— start Information shown —

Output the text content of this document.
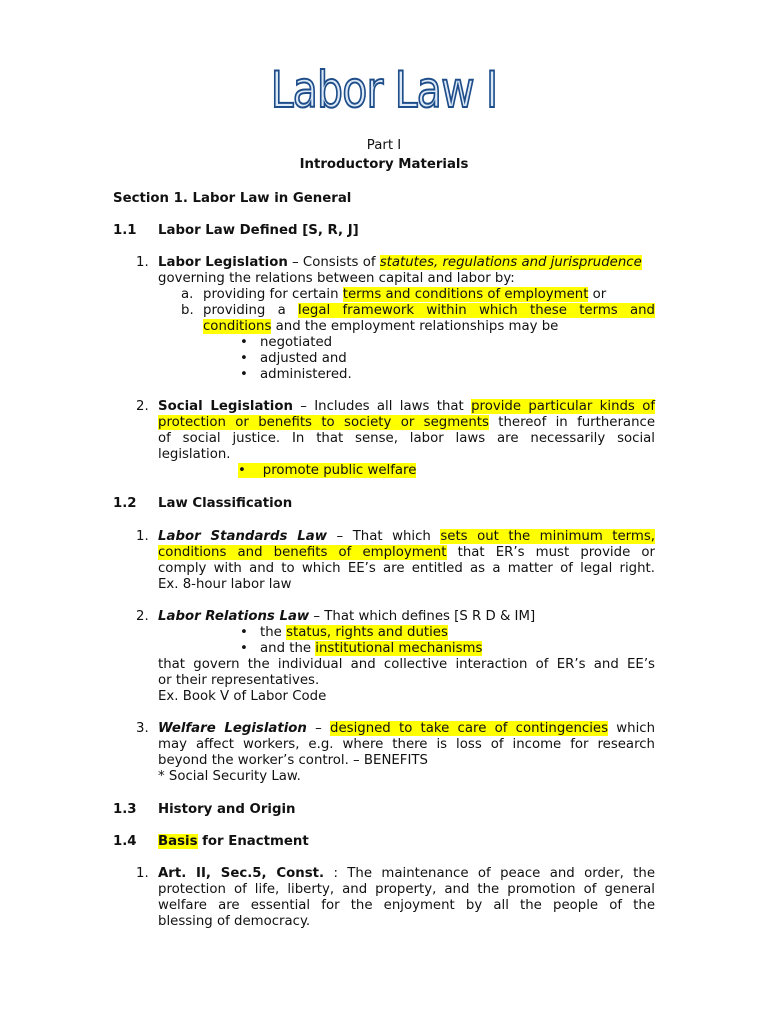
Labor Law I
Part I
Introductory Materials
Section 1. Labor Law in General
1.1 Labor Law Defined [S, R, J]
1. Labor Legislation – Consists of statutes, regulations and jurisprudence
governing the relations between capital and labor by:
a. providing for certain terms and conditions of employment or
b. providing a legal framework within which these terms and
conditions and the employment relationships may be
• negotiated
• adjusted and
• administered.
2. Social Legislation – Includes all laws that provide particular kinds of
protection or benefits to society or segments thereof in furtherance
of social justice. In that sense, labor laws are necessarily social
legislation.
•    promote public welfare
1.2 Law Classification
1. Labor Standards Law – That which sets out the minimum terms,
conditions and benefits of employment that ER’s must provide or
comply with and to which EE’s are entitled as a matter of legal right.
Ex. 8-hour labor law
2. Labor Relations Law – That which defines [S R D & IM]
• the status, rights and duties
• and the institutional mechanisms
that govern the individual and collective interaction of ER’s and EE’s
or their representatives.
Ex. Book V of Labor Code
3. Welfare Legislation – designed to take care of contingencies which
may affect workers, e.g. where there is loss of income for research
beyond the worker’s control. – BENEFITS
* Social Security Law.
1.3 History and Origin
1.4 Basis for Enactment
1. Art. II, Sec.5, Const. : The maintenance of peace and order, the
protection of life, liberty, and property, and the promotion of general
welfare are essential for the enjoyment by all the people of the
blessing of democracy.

— end Information shown —

Task brief —
Return each line in the records that holds the string "conditions".

The completed task —
a. providing for certain terms and conditions of employment or
conditions and the employment relationships may be
conditions and benefits of employment that ER’s must provide or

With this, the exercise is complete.